Extracted data »

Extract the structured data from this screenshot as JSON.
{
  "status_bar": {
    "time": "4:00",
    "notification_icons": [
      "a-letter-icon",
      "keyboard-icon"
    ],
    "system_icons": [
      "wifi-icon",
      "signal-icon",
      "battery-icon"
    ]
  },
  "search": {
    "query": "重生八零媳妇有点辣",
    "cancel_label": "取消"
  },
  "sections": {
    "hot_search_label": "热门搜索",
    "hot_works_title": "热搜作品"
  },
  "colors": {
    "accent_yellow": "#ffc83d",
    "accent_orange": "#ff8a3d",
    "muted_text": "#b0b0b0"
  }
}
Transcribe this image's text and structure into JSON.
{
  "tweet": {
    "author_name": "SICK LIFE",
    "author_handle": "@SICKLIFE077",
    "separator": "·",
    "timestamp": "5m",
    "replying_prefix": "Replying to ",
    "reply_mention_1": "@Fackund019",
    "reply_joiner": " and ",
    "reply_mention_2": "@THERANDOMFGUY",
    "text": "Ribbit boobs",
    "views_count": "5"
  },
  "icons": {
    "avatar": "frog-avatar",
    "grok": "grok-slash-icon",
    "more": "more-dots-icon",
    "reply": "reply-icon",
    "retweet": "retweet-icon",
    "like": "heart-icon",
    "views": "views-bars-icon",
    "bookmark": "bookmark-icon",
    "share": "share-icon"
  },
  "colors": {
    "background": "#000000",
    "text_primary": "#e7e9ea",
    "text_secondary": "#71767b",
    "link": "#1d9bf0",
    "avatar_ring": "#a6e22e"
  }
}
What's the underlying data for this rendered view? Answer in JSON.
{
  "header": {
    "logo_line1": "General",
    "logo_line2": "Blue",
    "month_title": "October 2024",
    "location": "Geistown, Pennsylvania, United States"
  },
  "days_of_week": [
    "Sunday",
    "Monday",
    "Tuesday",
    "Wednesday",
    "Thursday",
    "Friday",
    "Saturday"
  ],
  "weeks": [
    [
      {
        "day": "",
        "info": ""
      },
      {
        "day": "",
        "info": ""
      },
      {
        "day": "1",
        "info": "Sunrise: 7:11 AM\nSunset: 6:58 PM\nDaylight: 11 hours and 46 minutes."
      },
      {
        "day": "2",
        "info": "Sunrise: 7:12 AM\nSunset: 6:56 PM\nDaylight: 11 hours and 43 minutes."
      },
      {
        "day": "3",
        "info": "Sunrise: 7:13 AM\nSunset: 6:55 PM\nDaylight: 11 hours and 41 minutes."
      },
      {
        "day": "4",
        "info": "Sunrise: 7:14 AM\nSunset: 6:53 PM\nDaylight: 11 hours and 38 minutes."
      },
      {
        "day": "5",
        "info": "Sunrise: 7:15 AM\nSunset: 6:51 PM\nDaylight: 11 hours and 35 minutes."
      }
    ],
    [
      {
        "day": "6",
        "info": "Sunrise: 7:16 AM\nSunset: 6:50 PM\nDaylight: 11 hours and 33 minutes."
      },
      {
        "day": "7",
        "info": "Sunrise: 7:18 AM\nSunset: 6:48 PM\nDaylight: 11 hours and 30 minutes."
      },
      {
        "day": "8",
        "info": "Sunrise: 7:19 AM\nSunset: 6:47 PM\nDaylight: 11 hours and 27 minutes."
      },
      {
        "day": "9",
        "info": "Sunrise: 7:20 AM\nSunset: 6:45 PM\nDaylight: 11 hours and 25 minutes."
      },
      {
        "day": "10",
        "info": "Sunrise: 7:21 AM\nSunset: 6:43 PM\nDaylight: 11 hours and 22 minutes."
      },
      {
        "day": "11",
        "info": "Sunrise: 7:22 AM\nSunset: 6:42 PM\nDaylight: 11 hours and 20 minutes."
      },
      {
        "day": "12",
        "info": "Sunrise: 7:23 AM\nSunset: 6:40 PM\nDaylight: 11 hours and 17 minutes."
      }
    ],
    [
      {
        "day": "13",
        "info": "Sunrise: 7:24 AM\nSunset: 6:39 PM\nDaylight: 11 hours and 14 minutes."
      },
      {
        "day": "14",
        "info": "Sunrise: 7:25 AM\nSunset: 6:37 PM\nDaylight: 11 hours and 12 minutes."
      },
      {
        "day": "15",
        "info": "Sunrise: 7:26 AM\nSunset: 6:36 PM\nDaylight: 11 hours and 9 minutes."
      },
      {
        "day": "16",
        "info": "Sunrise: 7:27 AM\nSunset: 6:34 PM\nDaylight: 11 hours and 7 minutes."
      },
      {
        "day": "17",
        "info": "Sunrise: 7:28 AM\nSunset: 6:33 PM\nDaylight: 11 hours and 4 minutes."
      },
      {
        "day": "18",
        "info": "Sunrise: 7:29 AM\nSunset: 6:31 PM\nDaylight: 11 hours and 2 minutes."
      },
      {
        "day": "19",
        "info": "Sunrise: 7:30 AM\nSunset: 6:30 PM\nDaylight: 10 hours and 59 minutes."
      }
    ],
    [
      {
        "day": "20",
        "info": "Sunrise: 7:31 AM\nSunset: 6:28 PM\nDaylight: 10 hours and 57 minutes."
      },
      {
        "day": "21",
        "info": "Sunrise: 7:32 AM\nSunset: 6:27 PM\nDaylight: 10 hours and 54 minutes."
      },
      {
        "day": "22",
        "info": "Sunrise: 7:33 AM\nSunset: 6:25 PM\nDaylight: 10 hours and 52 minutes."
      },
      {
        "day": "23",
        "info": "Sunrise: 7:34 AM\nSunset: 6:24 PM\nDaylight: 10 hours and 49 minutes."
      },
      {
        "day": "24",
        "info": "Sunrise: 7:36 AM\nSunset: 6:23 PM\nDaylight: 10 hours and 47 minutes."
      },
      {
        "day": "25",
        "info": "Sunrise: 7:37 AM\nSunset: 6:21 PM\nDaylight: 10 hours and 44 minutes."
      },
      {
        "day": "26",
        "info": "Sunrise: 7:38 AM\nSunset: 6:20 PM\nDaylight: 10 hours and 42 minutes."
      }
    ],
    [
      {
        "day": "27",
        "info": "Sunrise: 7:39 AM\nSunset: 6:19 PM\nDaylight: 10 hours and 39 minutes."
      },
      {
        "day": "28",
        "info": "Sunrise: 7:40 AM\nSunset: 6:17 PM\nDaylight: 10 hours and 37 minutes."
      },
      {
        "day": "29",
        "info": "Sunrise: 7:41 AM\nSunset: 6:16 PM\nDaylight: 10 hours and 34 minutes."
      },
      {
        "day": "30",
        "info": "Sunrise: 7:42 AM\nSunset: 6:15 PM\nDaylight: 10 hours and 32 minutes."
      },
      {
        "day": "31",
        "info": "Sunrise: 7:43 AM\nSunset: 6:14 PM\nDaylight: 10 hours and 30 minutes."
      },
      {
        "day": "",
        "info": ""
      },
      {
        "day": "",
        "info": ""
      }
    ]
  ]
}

Task to carry out »
From the data above, pick out each line containing "this" and copy it.

Written reply »
Extract the structured data from this screenshot as JSON.
Transcribe this image's text and structure into JSON.
What's the underlying data for this rendered view? Answer in JSON.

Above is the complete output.